(Figure data in JSON)
§

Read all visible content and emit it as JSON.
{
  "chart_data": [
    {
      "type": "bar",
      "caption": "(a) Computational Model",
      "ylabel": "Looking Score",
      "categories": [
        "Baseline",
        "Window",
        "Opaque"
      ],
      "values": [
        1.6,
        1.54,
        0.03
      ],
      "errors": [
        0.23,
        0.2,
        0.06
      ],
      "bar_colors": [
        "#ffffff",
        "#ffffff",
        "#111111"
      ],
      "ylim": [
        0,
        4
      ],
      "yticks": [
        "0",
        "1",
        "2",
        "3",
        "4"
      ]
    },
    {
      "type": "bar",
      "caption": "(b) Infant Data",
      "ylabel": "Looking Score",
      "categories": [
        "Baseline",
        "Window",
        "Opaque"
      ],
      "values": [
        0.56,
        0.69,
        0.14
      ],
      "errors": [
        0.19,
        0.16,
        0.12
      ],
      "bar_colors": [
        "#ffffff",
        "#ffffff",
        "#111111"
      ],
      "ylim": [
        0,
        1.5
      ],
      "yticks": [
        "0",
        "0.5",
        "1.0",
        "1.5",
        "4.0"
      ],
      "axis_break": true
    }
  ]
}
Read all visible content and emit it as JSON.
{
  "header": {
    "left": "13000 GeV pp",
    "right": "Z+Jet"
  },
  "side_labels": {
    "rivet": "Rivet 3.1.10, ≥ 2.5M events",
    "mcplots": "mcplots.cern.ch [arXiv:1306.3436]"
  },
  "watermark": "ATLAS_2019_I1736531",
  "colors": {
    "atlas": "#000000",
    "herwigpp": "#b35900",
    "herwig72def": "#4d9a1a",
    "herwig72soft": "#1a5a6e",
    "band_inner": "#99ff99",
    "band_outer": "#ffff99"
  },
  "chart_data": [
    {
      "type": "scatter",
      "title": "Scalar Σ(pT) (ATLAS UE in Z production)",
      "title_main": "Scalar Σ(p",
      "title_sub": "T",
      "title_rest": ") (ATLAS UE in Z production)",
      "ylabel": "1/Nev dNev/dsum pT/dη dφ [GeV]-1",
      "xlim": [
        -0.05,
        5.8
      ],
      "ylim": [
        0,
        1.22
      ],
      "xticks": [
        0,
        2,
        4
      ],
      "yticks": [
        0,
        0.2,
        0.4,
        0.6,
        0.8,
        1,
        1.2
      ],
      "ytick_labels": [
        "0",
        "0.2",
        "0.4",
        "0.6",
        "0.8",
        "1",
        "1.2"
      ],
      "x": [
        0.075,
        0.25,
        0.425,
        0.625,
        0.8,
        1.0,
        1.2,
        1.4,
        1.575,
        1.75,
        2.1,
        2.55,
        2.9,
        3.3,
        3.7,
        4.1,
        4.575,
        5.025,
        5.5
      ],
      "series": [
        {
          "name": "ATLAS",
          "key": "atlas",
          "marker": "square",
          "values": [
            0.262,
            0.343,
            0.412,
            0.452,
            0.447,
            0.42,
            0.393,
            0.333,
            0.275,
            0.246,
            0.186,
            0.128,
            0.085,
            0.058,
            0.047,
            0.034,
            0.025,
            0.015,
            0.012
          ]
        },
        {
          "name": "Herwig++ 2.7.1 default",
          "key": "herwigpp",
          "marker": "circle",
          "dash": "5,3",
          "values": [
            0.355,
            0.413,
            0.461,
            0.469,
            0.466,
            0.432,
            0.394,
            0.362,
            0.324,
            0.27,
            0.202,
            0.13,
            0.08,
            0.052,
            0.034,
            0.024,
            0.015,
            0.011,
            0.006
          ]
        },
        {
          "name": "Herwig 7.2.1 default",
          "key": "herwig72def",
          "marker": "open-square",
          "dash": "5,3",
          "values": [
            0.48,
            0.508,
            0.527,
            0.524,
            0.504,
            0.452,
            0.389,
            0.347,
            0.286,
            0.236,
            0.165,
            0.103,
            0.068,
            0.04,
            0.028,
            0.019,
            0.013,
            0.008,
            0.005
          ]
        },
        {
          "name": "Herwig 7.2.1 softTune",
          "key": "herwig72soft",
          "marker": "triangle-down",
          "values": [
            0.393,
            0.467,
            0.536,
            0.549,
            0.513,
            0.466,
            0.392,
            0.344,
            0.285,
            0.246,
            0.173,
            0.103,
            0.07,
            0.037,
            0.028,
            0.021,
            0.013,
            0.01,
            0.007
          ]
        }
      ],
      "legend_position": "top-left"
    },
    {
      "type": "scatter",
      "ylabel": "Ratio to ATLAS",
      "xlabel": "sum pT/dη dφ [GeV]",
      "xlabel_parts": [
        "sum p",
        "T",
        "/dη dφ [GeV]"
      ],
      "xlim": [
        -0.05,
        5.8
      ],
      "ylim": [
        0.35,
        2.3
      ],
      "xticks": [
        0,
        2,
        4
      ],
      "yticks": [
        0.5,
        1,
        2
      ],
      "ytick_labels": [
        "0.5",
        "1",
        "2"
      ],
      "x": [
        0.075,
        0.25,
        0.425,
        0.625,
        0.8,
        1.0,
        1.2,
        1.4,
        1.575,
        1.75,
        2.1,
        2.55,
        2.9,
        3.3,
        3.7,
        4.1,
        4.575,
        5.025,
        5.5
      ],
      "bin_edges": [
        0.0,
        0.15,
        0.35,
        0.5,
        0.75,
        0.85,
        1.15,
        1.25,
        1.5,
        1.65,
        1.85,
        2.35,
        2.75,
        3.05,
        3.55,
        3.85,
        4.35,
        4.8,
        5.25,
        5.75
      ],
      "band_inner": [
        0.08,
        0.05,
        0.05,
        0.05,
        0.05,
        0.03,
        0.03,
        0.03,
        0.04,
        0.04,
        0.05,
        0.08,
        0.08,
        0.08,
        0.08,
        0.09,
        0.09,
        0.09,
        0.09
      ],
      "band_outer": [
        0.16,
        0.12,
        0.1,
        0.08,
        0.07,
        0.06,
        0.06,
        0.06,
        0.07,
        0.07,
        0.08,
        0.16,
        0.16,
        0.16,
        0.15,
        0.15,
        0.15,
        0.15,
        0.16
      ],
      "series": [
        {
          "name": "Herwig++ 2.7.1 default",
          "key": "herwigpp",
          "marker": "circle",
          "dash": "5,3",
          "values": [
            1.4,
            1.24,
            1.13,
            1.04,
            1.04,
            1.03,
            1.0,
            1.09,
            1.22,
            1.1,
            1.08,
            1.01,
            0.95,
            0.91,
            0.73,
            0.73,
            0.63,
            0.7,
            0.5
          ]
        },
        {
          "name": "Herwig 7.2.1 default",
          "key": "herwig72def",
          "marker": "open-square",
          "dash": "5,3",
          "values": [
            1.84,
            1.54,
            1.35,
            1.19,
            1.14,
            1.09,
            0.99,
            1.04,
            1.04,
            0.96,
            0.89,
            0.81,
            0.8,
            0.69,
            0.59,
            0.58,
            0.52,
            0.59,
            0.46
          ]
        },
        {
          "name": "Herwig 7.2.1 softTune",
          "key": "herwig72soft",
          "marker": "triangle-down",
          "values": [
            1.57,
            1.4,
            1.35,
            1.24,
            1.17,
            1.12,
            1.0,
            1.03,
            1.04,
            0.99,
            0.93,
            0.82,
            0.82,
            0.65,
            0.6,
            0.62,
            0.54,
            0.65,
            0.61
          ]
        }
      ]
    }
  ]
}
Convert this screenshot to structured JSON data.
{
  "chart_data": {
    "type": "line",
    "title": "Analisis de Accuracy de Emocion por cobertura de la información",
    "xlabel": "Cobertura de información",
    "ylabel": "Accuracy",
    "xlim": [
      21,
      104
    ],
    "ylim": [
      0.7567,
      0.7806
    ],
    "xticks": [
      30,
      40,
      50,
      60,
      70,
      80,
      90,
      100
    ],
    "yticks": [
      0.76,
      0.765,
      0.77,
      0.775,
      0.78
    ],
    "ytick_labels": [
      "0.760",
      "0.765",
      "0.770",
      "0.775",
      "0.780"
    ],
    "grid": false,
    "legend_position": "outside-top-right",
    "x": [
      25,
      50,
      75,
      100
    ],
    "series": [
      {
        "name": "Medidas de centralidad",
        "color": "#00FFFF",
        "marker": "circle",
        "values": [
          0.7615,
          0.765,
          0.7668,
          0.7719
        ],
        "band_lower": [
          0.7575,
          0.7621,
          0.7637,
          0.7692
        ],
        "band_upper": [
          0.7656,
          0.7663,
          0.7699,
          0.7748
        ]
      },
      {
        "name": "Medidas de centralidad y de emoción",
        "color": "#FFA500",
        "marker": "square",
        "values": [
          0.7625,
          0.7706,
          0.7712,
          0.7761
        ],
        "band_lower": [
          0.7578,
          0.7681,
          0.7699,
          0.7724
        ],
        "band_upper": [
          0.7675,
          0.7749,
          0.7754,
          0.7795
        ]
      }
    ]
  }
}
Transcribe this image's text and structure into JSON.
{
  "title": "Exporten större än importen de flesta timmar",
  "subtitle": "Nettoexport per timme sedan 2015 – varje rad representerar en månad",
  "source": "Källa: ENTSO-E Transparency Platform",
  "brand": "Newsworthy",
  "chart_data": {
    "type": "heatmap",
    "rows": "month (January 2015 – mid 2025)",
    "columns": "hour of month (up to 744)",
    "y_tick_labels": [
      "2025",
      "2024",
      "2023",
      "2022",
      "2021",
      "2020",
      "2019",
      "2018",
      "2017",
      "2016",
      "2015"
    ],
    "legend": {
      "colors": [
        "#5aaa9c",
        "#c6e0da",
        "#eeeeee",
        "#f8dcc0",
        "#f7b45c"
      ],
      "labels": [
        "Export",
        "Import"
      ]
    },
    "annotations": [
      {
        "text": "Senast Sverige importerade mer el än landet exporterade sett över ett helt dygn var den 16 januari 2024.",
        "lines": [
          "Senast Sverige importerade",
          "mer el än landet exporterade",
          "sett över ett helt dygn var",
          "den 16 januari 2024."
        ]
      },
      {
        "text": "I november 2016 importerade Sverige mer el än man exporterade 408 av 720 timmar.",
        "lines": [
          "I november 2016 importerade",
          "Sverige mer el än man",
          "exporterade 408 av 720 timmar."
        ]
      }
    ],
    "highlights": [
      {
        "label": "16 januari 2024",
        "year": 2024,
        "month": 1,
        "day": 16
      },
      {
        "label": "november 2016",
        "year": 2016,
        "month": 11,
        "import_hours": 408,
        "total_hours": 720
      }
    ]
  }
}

§

● Task goal
For the entries shown above, give the number of lines that include the word "landet", without any other text.

● Task answer
2